── Extracted data ──

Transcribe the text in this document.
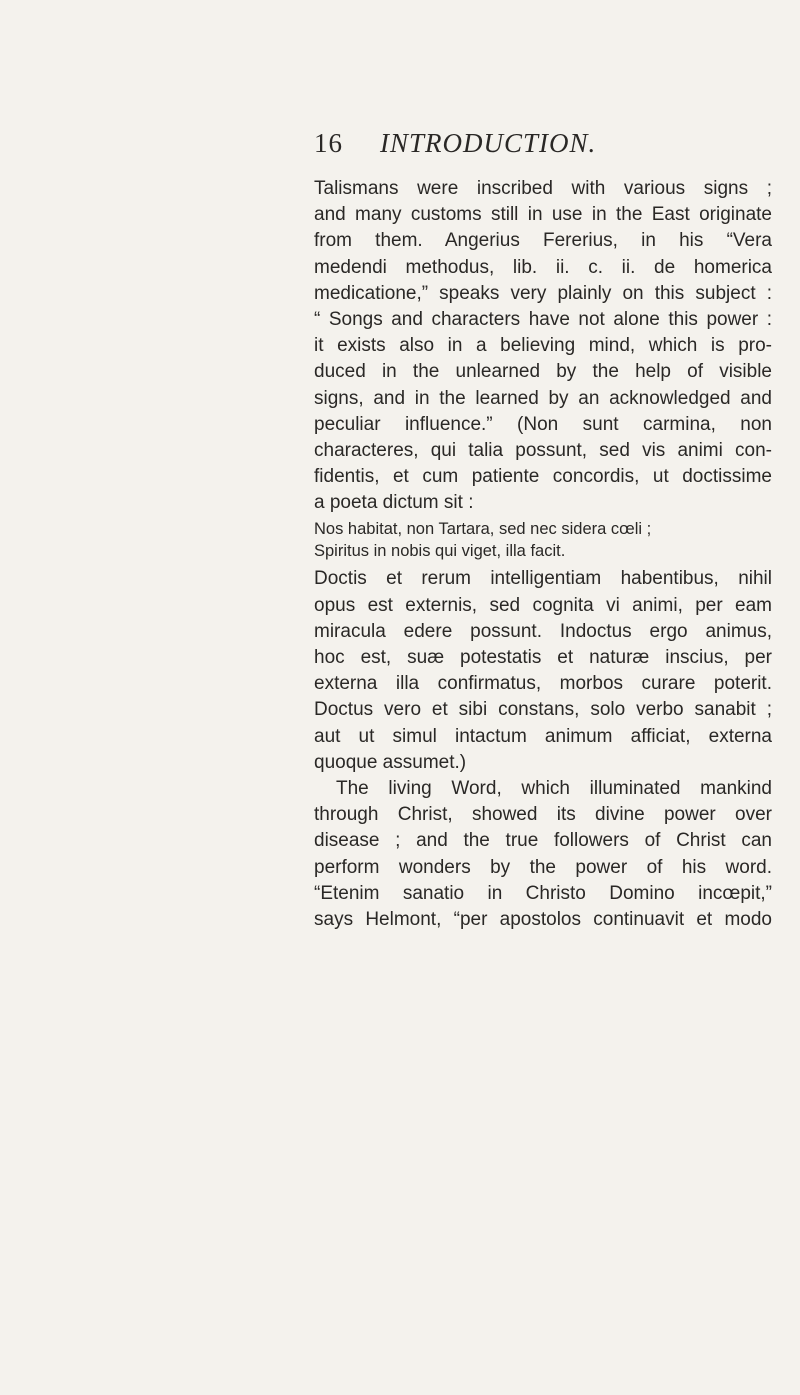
16 INTRODUCTION.
Talismans were inscribed with various signs ;
and many customs still in use in the East originate
from them. Angerius Fererius, in his “Vera
medendi methodus, lib. ii. c. ii. de homerica
medicatione,” speaks very plainly on this subject :
“ Songs and characters have not alone this power :
it exists also in a believing mind, which is pro-
duced in the unlearned by the help of visible
signs, and in the learned by an acknowledged and
peculiar influence.” (Non sunt carmina, non
characteres, qui talia possunt, sed vis animi con-
fidentis, et cum patiente concordis, ut doctissime
a poeta dictum sit :
Nos habitat, non Tartara, sed nec sidera cœli ;
Spiritus in nobis qui viget, illa facit.
Doctis et rerum intelligentiam habentibus, nihil
opus est externis, sed cognita vi animi, per eam
miracula edere possunt. Indoctus ergo animus,
hoc est, suæ potestatis et naturæ inscius, per
externa illa confirmatus, morbos curare poterit.
Doctus vero et sibi constans, solo verbo sanabit ;
aut ut simul intactum animum afficiat, externa
quoque assumet.)
The living Word, which illuminated mankind
through Christ, showed its divine power over
disease ; and the true followers of Christ can
perform wonders by the power of his word.
“Etenim sanatio in Christo Domino incœpit,”
says Helmont, “per apostolos continuavit et modo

───

# Task brief
Transcribe all the records above word for word, without their images.

# Solution for this exercise
Transcribe the text in this document.
16 INTRODUCTION.
Talismans were inscribed with various signs ;
and many customs still in use in the East originate
from them. Angerius Fererius, in his “Vera
medendi methodus, lib. ii. c. ii. de homerica
medicatione,” speaks very plainly on this subject :
“ Songs and characters have not alone this power :
it exists also in a believing mind, which is pro-
duced in the unlearned by the help of visible
signs, and in the learned by an acknowledged and
peculiar influence.” (Non sunt carmina, non
characteres, qui talia possunt, sed vis animi con-
fidentis, et cum patiente concordis, ut doctissime
a poeta dictum sit :
Nos habitat, non Tartara, sed nec sidera cœli ;
Spiritus in nobis qui viget, illa facit.
Doctis et rerum intelligentiam habentibus, nihil
opus est externis, sed cognita vi animi, per eam
miracula edere possunt. Indoctus ergo animus,
hoc est, suæ potestatis et naturæ inscius, per
externa illa confirmatus, morbos curare poterit.
Doctus vero et sibi constans, solo verbo sanabit ;
aut ut simul intactum animum afficiat, externa
quoque assumet.)
The living Word, which illuminated mankind
through Christ, showed its divine power over
disease ; and the true followers of Christ can
perform wonders by the power of his word.
“Etenim sanatio in Christo Domino incœpit,”
says Helmont, “per apostolos continuavit et modo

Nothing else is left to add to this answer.